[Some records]
[Start]
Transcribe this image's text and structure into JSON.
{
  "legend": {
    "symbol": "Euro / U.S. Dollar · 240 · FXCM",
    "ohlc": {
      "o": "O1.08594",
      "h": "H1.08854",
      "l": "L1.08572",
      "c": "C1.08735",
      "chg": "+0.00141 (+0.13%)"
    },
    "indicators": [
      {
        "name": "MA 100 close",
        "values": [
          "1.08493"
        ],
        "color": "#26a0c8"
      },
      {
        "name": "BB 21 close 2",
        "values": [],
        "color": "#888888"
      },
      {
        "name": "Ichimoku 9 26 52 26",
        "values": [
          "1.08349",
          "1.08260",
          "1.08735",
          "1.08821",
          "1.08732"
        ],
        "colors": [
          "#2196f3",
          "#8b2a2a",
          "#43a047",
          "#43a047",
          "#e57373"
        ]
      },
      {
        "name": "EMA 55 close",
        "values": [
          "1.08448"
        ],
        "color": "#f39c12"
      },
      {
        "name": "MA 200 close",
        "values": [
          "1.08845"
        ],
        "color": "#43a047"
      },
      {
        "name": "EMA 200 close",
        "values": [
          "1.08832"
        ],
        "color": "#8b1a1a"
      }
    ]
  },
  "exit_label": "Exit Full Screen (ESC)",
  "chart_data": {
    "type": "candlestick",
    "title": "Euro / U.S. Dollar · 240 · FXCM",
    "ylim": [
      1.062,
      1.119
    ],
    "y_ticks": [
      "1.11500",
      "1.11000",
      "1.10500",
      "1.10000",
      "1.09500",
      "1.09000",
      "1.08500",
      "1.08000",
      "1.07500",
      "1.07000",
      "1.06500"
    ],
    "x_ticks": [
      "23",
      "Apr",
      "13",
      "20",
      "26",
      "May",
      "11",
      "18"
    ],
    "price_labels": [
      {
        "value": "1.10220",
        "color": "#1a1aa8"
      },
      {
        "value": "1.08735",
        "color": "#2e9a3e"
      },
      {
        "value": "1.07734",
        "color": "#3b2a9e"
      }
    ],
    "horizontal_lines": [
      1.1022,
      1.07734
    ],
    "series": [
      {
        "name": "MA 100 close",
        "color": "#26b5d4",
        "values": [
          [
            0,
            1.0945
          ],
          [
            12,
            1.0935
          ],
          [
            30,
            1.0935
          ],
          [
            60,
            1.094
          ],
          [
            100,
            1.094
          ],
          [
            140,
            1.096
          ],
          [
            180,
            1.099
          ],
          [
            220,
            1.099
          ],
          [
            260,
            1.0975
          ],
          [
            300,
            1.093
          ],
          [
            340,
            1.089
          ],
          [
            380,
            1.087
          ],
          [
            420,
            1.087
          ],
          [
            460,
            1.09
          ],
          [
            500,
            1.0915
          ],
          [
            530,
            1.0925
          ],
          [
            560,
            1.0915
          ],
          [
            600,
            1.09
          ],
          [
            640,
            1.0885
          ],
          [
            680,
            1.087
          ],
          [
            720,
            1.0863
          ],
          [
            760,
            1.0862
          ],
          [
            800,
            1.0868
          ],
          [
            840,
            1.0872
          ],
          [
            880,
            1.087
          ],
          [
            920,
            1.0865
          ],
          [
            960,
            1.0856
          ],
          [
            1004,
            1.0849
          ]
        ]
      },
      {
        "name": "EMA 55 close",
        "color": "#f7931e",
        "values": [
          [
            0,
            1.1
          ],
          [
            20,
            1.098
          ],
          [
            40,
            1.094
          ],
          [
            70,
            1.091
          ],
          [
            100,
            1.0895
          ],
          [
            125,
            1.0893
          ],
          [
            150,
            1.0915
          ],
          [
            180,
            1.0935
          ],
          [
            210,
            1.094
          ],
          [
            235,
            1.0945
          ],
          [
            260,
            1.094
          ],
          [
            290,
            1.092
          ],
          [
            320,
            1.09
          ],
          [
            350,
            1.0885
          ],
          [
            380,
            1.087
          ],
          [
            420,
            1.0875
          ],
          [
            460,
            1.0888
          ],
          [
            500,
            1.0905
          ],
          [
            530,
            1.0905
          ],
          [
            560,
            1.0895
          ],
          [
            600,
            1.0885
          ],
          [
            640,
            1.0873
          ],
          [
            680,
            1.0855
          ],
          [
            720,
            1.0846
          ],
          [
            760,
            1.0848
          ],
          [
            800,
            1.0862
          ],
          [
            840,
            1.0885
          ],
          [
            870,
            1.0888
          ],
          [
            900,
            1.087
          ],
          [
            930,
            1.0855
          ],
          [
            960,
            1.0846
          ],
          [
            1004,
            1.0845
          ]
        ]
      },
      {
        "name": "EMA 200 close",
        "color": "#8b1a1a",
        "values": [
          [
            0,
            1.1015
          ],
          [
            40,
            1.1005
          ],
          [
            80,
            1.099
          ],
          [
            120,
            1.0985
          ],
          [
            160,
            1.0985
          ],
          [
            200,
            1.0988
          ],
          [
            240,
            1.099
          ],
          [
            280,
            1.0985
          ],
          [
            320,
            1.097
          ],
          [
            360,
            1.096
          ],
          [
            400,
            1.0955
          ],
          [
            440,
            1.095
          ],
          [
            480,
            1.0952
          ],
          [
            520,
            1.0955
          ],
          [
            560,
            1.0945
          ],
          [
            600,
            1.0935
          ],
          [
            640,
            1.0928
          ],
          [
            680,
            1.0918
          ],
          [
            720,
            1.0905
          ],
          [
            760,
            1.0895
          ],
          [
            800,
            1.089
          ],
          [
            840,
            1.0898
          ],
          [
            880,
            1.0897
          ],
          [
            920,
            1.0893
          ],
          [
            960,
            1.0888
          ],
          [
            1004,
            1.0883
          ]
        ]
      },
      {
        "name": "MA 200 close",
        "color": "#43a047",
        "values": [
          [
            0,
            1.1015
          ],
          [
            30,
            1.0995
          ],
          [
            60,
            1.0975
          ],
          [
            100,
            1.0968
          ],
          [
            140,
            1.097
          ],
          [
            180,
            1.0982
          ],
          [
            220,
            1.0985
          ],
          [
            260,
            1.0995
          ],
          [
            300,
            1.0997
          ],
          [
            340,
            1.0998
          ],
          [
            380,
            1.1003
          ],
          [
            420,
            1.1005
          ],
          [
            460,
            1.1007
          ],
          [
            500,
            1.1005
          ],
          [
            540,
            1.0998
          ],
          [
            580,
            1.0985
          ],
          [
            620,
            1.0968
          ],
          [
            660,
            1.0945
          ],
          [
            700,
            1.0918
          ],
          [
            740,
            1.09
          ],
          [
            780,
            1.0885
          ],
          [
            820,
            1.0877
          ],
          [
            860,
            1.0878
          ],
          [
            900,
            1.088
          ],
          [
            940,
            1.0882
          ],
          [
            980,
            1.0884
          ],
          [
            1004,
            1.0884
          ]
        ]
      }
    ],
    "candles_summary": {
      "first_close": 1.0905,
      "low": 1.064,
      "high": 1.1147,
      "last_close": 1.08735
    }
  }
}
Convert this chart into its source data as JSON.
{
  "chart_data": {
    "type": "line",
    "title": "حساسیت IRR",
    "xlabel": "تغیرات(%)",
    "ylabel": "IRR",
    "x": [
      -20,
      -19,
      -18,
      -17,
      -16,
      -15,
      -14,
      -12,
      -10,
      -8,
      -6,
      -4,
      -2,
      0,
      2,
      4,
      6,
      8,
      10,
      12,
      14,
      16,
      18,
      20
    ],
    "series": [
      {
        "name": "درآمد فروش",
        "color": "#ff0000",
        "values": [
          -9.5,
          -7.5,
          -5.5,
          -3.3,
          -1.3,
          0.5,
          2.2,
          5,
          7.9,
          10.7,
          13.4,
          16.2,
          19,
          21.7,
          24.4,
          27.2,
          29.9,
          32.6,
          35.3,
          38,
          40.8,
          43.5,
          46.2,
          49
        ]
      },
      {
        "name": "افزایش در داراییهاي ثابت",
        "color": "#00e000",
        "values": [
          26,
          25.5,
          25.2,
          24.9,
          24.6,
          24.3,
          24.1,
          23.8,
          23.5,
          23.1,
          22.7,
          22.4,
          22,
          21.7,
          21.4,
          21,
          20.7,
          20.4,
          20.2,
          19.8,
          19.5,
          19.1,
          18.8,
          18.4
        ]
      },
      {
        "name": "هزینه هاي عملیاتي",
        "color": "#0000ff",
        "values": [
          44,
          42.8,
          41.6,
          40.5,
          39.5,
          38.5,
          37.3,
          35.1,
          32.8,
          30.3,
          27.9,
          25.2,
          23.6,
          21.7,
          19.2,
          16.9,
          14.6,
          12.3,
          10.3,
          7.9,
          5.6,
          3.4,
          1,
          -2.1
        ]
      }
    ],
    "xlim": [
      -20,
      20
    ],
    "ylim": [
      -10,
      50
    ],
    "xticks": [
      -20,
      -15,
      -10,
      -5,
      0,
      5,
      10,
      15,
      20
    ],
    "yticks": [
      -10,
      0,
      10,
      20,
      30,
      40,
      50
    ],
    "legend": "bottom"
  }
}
[End]
## [TASK BRIEF]
In how many lines of the data does the string "into" appear? Give only the number.

## [RESPONSE TO THE TASK]
2